→ **Task**:
Will you transcribe the entries that follow, exactly and in full?

→ **Data for the task**:
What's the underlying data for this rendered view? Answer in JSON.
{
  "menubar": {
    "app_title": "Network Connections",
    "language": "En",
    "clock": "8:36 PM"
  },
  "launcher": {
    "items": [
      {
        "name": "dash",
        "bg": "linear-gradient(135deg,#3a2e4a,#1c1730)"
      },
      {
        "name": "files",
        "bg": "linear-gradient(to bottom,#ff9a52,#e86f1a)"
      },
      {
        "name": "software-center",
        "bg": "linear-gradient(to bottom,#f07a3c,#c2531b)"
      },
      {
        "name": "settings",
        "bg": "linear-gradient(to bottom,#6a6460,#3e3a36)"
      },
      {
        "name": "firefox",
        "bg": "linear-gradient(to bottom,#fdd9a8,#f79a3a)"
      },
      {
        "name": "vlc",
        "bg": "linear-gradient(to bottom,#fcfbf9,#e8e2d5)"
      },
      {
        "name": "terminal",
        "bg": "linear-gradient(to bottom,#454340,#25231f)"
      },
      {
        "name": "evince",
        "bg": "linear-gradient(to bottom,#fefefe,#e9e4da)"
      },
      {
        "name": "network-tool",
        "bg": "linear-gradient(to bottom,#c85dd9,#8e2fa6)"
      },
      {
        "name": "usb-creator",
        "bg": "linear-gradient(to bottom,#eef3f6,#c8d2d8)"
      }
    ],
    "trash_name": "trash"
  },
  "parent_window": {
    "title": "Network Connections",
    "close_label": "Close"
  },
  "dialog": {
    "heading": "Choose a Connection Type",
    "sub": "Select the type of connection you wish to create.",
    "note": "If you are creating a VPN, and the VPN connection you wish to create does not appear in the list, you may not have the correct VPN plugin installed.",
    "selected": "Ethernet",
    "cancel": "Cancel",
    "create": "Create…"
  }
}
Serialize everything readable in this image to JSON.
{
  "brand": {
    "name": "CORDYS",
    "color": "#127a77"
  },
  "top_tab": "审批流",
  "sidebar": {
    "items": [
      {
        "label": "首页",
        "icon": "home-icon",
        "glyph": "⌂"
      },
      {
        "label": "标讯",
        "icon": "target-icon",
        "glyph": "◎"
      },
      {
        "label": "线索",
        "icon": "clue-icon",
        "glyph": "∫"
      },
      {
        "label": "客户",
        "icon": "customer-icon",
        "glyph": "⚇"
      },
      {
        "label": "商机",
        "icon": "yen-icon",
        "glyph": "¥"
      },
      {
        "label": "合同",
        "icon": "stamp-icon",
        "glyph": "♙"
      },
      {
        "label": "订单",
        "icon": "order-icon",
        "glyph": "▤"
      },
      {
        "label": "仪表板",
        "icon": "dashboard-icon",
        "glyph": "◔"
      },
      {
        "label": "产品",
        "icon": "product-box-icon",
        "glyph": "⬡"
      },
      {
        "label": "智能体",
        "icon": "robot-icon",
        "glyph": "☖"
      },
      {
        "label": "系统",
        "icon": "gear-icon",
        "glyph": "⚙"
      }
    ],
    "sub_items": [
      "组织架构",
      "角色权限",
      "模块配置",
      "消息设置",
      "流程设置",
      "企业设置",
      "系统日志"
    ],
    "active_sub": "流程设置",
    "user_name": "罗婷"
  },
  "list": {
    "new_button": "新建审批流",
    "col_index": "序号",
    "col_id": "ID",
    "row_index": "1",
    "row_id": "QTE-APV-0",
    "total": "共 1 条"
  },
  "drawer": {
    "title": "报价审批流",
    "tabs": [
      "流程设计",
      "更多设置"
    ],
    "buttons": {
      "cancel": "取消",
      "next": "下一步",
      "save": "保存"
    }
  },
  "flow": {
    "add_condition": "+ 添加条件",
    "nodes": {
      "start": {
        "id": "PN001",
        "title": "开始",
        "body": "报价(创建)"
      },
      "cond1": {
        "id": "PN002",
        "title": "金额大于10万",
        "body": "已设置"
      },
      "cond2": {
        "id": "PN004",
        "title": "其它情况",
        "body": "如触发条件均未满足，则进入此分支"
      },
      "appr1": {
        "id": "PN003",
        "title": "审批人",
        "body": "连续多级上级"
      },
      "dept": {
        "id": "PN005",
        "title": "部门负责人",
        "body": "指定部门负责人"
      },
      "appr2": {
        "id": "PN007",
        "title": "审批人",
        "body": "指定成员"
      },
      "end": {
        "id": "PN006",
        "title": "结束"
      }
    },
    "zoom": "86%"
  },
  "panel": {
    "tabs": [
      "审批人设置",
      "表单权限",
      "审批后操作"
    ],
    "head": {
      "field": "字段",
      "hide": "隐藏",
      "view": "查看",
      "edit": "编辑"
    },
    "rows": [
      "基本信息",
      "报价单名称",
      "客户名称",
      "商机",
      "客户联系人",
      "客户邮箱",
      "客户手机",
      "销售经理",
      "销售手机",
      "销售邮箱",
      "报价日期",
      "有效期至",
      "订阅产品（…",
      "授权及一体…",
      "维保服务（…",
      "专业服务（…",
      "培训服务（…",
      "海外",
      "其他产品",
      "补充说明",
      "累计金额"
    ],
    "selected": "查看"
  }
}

→ **Solution for this exercise**:
What's the underlying data for this rendered view? Answer in JSON.
{
  "menubar": {
    "app_title": "Network Connections",
    "language": "En",
    "clock": "8:36 PM"
  },
  "launcher": {
    "items": [
      {
        "name": "dash",
        "bg": "linear-gradient(135deg,#3a2e4a,#1c1730)"
      },
      {
        "name": "files",
        "bg": "linear-gradient(to bottom,#ff9a52,#e86f1a)"
      },
      {
        "name": "software-center",
        "bg": "linear-gradient(to bottom,#f07a3c,#c2531b)"
      },
      {
        "name": "settings",
        "bg": "linear-gradient(to bottom,#6a6460,#3e3a36)"
      },
      {
        "name": "firefox",
        "bg": "linear-gradient(to bottom,#fdd9a8,#f79a3a)"
      },
      {
        "name": "vlc",
        "bg": "linear-gradient(to bottom,#fcfbf9,#e8e2d5)"
      },
      {
        "name": "terminal",
        "bg": "linear-gradient(to bottom,#454340,#25231f)"
      },
      {
        "name": "evince",
        "bg": "linear-gradient(to bottom,#fefefe,#e9e4da)"
      },
      {
        "name": "network-tool",
        "bg": "linear-gradient(to bottom,#c85dd9,#8e2fa6)"
      },
      {
        "name": "usb-creator",
        "bg": "linear-gradient(to bottom,#eef3f6,#c8d2d8)"
      }
    ],
    "trash_name": "trash"
  },
  "parent_window": {
    "title": "Network Connections",
    "close_label": "Close"
  },
  "dialog": {
    "heading": "Choose a Connection Type",
    "sub": "Select the type of connection you wish to create.",
    "note": "If you are creating a VPN, and the VPN connection you wish to create does not appear in the list, you may not have the correct VPN plugin installed.",
    "selected": "Ethernet",
    "cancel": "Cancel",
    "create": "Create…"
  }
}
Serialize everything readable in this image to JSON.
{
  "brand": {
    "name": "CORDYS",
    "color": "#127a77"
  },
  "top_tab": "审批流",
  "sidebar": {
    "items": [
      {
        "label": "首页",
        "icon": "home-icon",
        "glyph": "⌂"
      },
      {
        "label": "标讯",
        "icon": "target-icon",
        "glyph": "◎"
      },
      {
        "label": "线索",
        "icon": "clue-icon",
        "glyph": "∫"
      },
      {
        "label": "客户",
        "icon": "customer-icon",
        "glyph": "⚇"
      },
      {
        "label": "商机",
        "icon": "yen-icon",
        "glyph": "¥"
      },
      {
        "label": "合同",
        "icon": "stamp-icon",
        "glyph": "♙"
      },
      {
        "label": "订单",
        "icon": "order-icon",
        "glyph": "▤"
      },
      {
        "label": "仪表板",
        "icon": "dashboard-icon",
        "glyph": "◔"
      },
      {
        "label": "产品",
        "icon": "product-box-icon",
        "glyph": "⬡"
      },
      {
        "label": "智能体",
        "icon": "robot-icon",
        "glyph": "☖"
      },
      {
        "label": "系统",
        "icon": "gear-icon",
        "glyph": "⚙"
      }
    ],
    "sub_items": [
      "组织架构",
      "角色权限",
      "模块配置",
      "消息设置",
      "流程设置",
      "企业设置",
      "系统日志"
    ],
    "active_sub": "流程设置",
    "user_name": "罗婷"
  },
  "list": {
    "new_button": "新建审批流",
    "col_index": "序号",
    "col_id": "ID",
    "row_index": "1",
    "row_id": "QTE-APV-0",
    "total": "共 1 条"
  },
  "drawer": {
    "title": "报价审批流",
    "tabs": [
      "流程设计",
      "更多设置"
    ],
    "buttons": {
      "cancel": "取消",
      "next": "下一步",
      "save": "保存"
    }
  },
  "flow": {
    "add_condition": "+ 添加条件",
    "nodes": {
      "start": {
        "id": "PN001",
        "title": "开始",
        "body": "报价(创建)"
      },
      "cond1": {
        "id": "PN002",
        "title": "金额大于10万",
        "body": "已设置"
      },
      "cond2": {
        "id": "PN004",
        "title": "其它情况",
        "body": "如触发条件均未满足，则进入此分支"
      },
      "appr1": {
        "id": "PN003",
        "title": "审批人",
        "body": "连续多级上级"
      },
      "dept": {
        "id": "PN005",
        "title": "部门负责人",
        "body": "指定部门负责人"
      },
      "appr2": {
        "id": "PN007",
        "title": "审批人",
        "body": "指定成员"
      },
      "end": {
        "id": "PN006",
        "title": "结束"
      }
    },
    "zoom": "86%"
  },
  "panel": {
    "tabs": [
      "审批人设置",
      "表单权限",
      "审批后操作"
    ],
    "head": {
      "field": "字段",
      "hide": "隐藏",
      "view": "查看",
      "edit": "编辑"
    },
    "rows": [
      "基本信息",
      "报价单名称",
      "客户名称",
      "商机",
      "客户联系人",
      "客户邮箱",
      "客户手机",
      "销售经理",
      "销售手机",
      "销售邮箱",
      "报价日期",
      "有效期至",
      "订阅产品（…",
      "授权及一体…",
      "维保服务（…",
      "专业服务（…",
      "培训服务（…",
      "海外",
      "其他产品",
      "补充说明",
      "累计金额"
    ],
    "selected": "查看"
  }
}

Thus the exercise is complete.